═════ Records for this task ═════

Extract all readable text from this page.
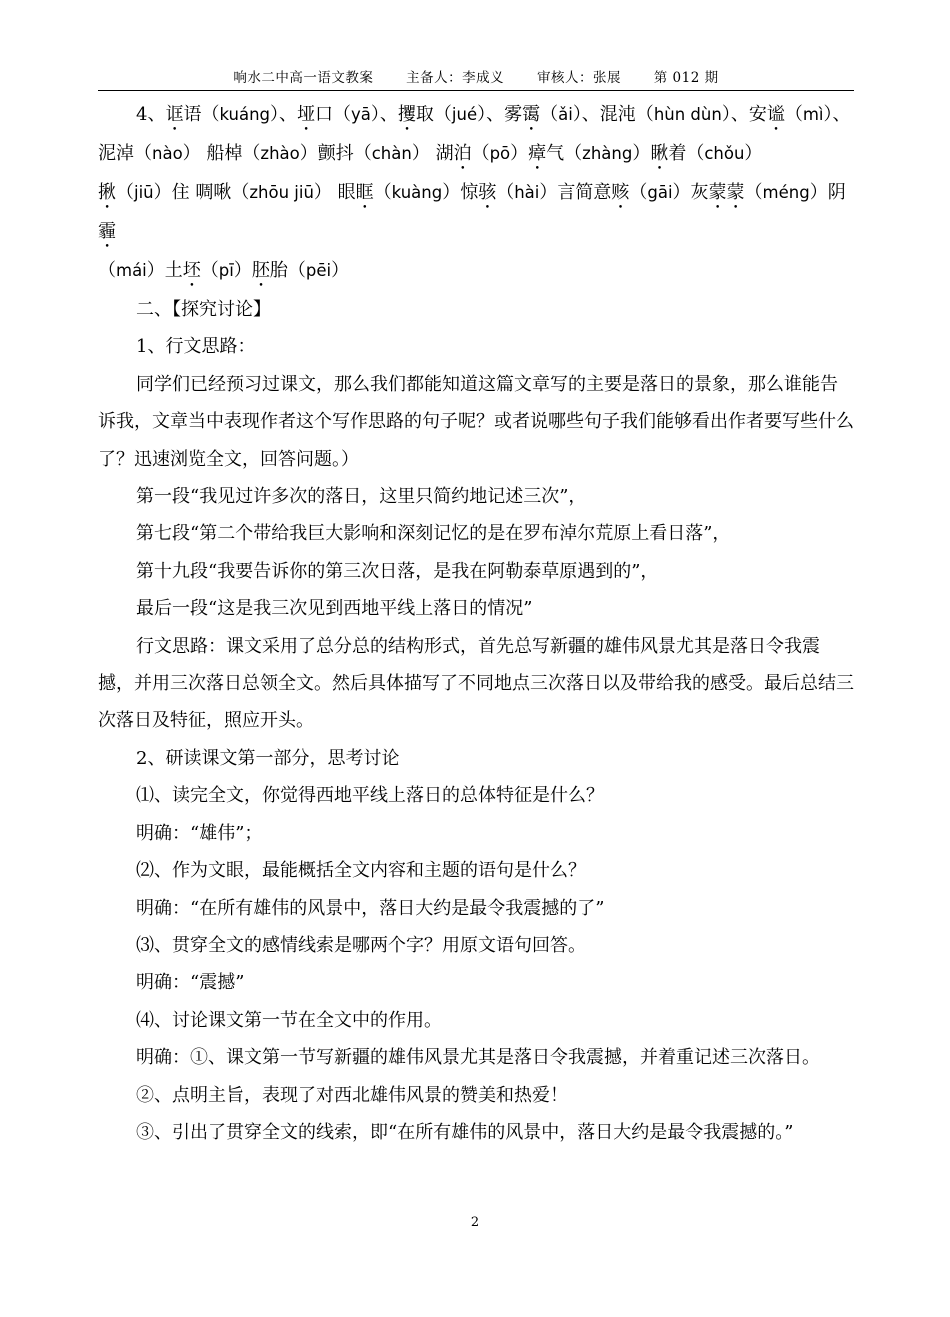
响水二中高一语文教案 主备人：李成义 审核人：张展 第 012 期

4、诓语（kuáng）、垭口（yā）、攫取（jué）、雾霭（ǎi）、混沌（hùn dùn）、安谧（mì）、

泥淖（nào） 船棹（zhào）颤抖（chàn） 湖泊（pō）瘴气（zhàng）瞅着（chǒu）

揪（jiū）住 啁啾（zhōu jiū） 眼眶（kuàng）惊骇（hài）言简意赅（gāi）灰蒙蒙（méng）阴霾

（mái）土坯（pī）胚胎（pēi）

二、【探究讨论】

1、行文思路：

同学们已经预习过课文，那么我们都能知道这篇文章写的主要是落日的景象，那么谁能告诉我，文章当中表现作者这个写作思路的句子呢？或者说哪些句子我们能够看出作者要写些什么了？迅速浏览全文，回答问题。）

第一段“我见过许多次的落日，这里只简约地记述三次”，

第七段“第二个带给我巨大影响和深刻记忆的是在罗布淖尔荒原上看日落”，

第十九段“我要告诉你的第三次日落，是我在阿勒泰草原遇到的”，

最后一段“这是我三次见到西地平线上落日的情况”

行文思路：课文采用了总分总的结构形式，首先总写新疆的雄伟风景尤其是落日令我震撼，并用三次落日总领全文。然后具体描写了不同地点三次落日以及带给我的感受。最后总结三次落日及特征，照应开头。

2、研读课文第一部分，思考讨论

⑴、读完全文，你觉得西地平线上落日的总体特征是什么？

明确：“雄伟”；

⑵、作为文眼，最能概括全文内容和主题的语句是什么？

明确：“在所有雄伟的风景中，落日大约是最令我震撼的了”

⑶、贯穿全文的感情线索是哪两个字？用原文语句回答。

明确：“震撼”

⑷、讨论课文第一节在全文中的作用。

明确：①、课文第一节写新疆的雄伟风景尤其是落日令我震撼，并着重记述三次落日。

②、点明主旨，表现了对西北雄伟风景的赞美和热爱！

③、引出了贯穿全文的线索，即“在所有雄伟的风景中，落日大约是最令我震撼的。”

2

═════

Exercise details: Any pictures should be dropped; transcribe the rest of the records above exactly.

Answer to the task:
Extract all readable text from this page.
响水二中高一语文教案 主备人：李成义 审核人：张展 第 012 期

4、诓语（kuáng）、垭口（yā）、攫取（jué）、雾霭（ǎi）、混沌（hùn dùn）、安谧（mì）、

泥淖（nào） 船棹（zhào）颤抖（chàn） 湖泊（pō）瘴气（zhàng）瞅着（chǒu）

揪（jiū）住 啁啾（zhōu jiū） 眼眶（kuàng）惊骇（hài）言简意赅（gāi）灰蒙蒙（méng）阴霾

（mái）土坯（pī）胚胎（pēi）

二、【探究讨论】

1、行文思路：

同学们已经预习过课文，那么我们都能知道这篇文章写的主要是落日的景象，那么谁能告诉我，文章当中表现作者这个写作思路的句子呢？或者说哪些句子我们能够看出作者要写些什么了？迅速浏览全文，回答问题。）

第一段“我见过许多次的落日，这里只简约地记述三次”，

第七段“第二个带给我巨大影响和深刻记忆的是在罗布淖尔荒原上看日落”，

第十九段“我要告诉你的第三次日落，是我在阿勒泰草原遇到的”，

最后一段“这是我三次见到西地平线上落日的情况”

行文思路：课文采用了总分总的结构形式，首先总写新疆的雄伟风景尤其是落日令我震撼，并用三次落日总领全文。然后具体描写了不同地点三次落日以及带给我的感受。最后总结三次落日及特征，照应开头。

2、研读课文第一部分，思考讨论

⑴、读完全文，你觉得西地平线上落日的总体特征是什么？

明确：“雄伟”；

⑵、作为文眼，最能概括全文内容和主题的语句是什么？

明确：“在所有雄伟的风景中，落日大约是最令我震撼的了”

⑶、贯穿全文的感情线索是哪两个字？用原文语句回答。

明确：“震撼”

⑷、讨论课文第一节在全文中的作用。

明确：①、课文第一节写新疆的雄伟风景尤其是落日令我震撼，并着重记述三次落日。

②、点明主旨，表现了对西北雄伟风景的赞美和热爱！

③、引出了贯穿全文的线索，即“在所有雄伟的风景中，落日大约是最令我震撼的。”

2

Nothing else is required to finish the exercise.